# Required work
Transcribe every entry word for word, leaving out all images.

* START Information given *

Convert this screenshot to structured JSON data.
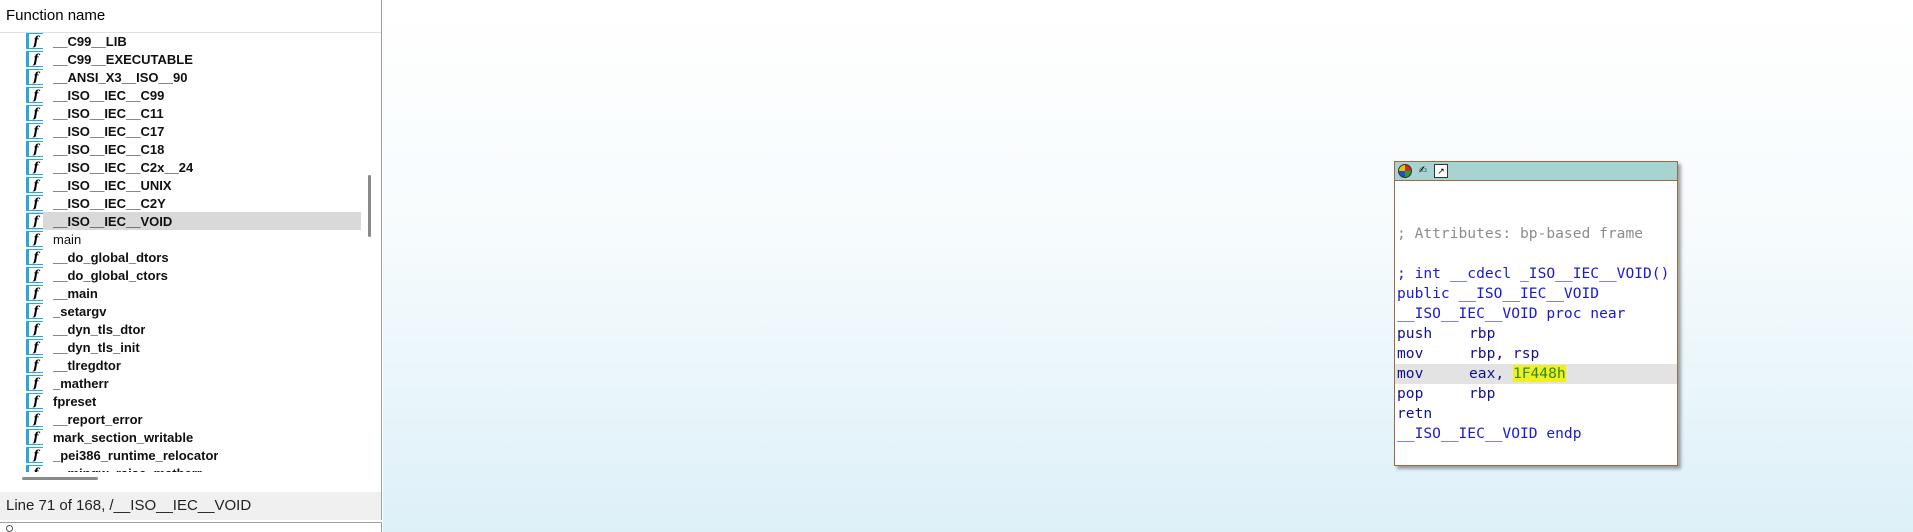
{
  "functions_panel": {
    "header": "Function name",
    "icon_glyph": "f",
    "items": [
      {
        "name": "__C99__LIB",
        "bold": true
      },
      {
        "name": "__C99__EXECUTABLE",
        "bold": true
      },
      {
        "name": "__ANSI_X3__ISO__90",
        "bold": true
      },
      {
        "name": "__ISO__IEC__C99",
        "bold": true
      },
      {
        "name": "__ISO__IEC__C11",
        "bold": true
      },
      {
        "name": "__ISO__IEC__C17",
        "bold": true
      },
      {
        "name": "__ISO__IEC__C18",
        "bold": true
      },
      {
        "name": "__ISO__IEC__C2x__24",
        "bold": true
      },
      {
        "name": "__ISO__IEC__UNIX",
        "bold": true
      },
      {
        "name": "__ISO__IEC__C2Y",
        "bold": true
      },
      {
        "name": "__ISO__IEC__VOID",
        "bold": true,
        "selected": true
      },
      {
        "name": "main",
        "bold": false
      },
      {
        "name": "__do_global_dtors",
        "bold": true
      },
      {
        "name": "__do_global_ctors",
        "bold": true
      },
      {
        "name": "__main",
        "bold": true
      },
      {
        "name": "_setargv",
        "bold": true
      },
      {
        "name": "__dyn_tls_dtor",
        "bold": true
      },
      {
        "name": "__dyn_tls_init",
        "bold": true
      },
      {
        "name": "__tlregdtor",
        "bold": true
      },
      {
        "name": "_matherr",
        "bold": true
      },
      {
        "name": "fpreset",
        "bold": true
      },
      {
        "name": "__report_error",
        "bold": true
      },
      {
        "name": "mark_section_writable",
        "bold": true
      },
      {
        "name": "_pei386_runtime_relocator",
        "bold": true
      },
      {
        "name": "__mingw_raise_matherr",
        "bold": true
      }
    ]
  },
  "status_bar": {
    "text": "Line 71 of 168, /__ISO__IEC__VOID"
  },
  "graph_node": {
    "titlebar_icons": [
      "color-picker-icon",
      "rename-icon",
      "graph-overview-icon"
    ],
    "lines": [
      {
        "kind": "blank",
        "text": ""
      },
      {
        "kind": "blank",
        "text": ""
      },
      {
        "kind": "comment",
        "text": "; Attributes: bp-based frame"
      },
      {
        "kind": "blank",
        "text": ""
      },
      {
        "kind": "decl",
        "text": "; int __cdecl _ISO__IEC__VOID()"
      },
      {
        "kind": "decl",
        "text": "public __ISO__IEC__VOID"
      },
      {
        "kind": "decl",
        "text": "__ISO__IEC__VOID proc near"
      },
      {
        "kind": "ins",
        "mnemonic": "push",
        "operands": "rbp"
      },
      {
        "kind": "ins",
        "mnemonic": "mov",
        "operands": "rbp, rsp"
      },
      {
        "kind": "ins",
        "mnemonic": "mov",
        "operands": "eax, ",
        "immediate": "1F448h",
        "highlight": true
      },
      {
        "kind": "ins",
        "mnemonic": "pop",
        "operands": "rbp"
      },
      {
        "kind": "ins",
        "mnemonic": "retn",
        "operands": ""
      },
      {
        "kind": "decl",
        "text": "__ISO__IEC__VOID endp"
      }
    ]
  },
  "colors": {
    "list_icon_accent": "#2aa7e0",
    "selected_row": "#d9d9d9",
    "node_titlebar": "#a7d3d1",
    "node_border": "#9a6b45",
    "code_blue": "#1a1ad0",
    "comment_gray": "#8c8c8c",
    "immediate_highlight": "#f0f01e",
    "immediate_text": "#2b8a2b"
  }
}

* END Information given *

# Output for this exercise
Convert this screenshot to structured JSON data.
{
  "functions_panel": {
    "header": "Function name",
    "icon_glyph": "f",
    "items": [
      {
        "name": "__C99__LIB",
        "bold": true
      },
      {
        "name": "__C99__EXECUTABLE",
        "bold": true
      },
      {
        "name": "__ANSI_X3__ISO__90",
        "bold": true
      },
      {
        "name": "__ISO__IEC__C99",
        "bold": true
      },
      {
        "name": "__ISO__IEC__C11",
        "bold": true
      },
      {
        "name": "__ISO__IEC__C17",
        "bold": true
      },
      {
        "name": "__ISO__IEC__C18",
        "bold": true
      },
      {
        "name": "__ISO__IEC__C2x__24",
        "bold": true
      },
      {
        "name": "__ISO__IEC__UNIX",
        "bold": true
      },
      {
        "name": "__ISO__IEC__C2Y",
        "bold": true
      },
      {
        "name": "__ISO__IEC__VOID",
        "bold": true,
        "selected": true
      },
      {
        "name": "main",
        "bold": false
      },
      {
        "name": "__do_global_dtors",
        "bold": true
      },
      {
        "name": "__do_global_ctors",
        "bold": true
      },
      {
        "name": "__main",
        "bold": true
      },
      {
        "name": "_setargv",
        "bold": true
      },
      {
        "name": "__dyn_tls_dtor",
        "bold": true
      },
      {
        "name": "__dyn_tls_init",
        "bold": true
      },
      {
        "name": "__tlregdtor",
        "bold": true
      },
      {
        "name": "_matherr",
        "bold": true
      },
      {
        "name": "fpreset",
        "bold": true
      },
      {
        "name": "__report_error",
        "bold": true
      },
      {
        "name": "mark_section_writable",
        "bold": true
      },
      {
        "name": "_pei386_runtime_relocator",
        "bold": true
      },
      {
        "name": "__mingw_raise_matherr",
        "bold": true
      }
    ]
  },
  "status_bar": {
    "text": "Line 71 of 168, /__ISO__IEC__VOID"
  },
  "graph_node": {
    "titlebar_icons": [
      "color-picker-icon",
      "rename-icon",
      "graph-overview-icon"
    ],
    "lines": [
      {
        "kind": "blank",
        "text": ""
      },
      {
        "kind": "blank",
        "text": ""
      },
      {
        "kind": "comment",
        "text": "; Attributes: bp-based frame"
      },
      {
        "kind": "blank",
        "text": ""
      },
      {
        "kind": "decl",
        "text": "; int __cdecl _ISO__IEC__VOID()"
      },
      {
        "kind": "decl",
        "text": "public __ISO__IEC__VOID"
      },
      {
        "kind": "decl",
        "text": "__ISO__IEC__VOID proc near"
      },
      {
        "kind": "ins",
        "mnemonic": "push",
        "operands": "rbp"
      },
      {
        "kind": "ins",
        "mnemonic": "mov",
        "operands": "rbp, rsp"
      },
      {
        "kind": "ins",
        "mnemonic": "mov",
        "operands": "eax, ",
        "immediate": "1F448h",
        "highlight": true
      },
      {
        "kind": "ins",
        "mnemonic": "pop",
        "operands": "rbp"
      },
      {
        "kind": "ins",
        "mnemonic": "retn",
        "operands": ""
      },
      {
        "kind": "decl",
        "text": "__ISO__IEC__VOID endp"
      }
    ]
  },
  "colors": {
    "list_icon_accent": "#2aa7e0",
    "selected_row": "#d9d9d9",
    "node_titlebar": "#a7d3d1",
    "node_border": "#9a6b45",
    "code_blue": "#1a1ad0",
    "comment_gray": "#8c8c8c",
    "immediate_highlight": "#f0f01e",
    "immediate_text": "#2b8a2b"
  }
}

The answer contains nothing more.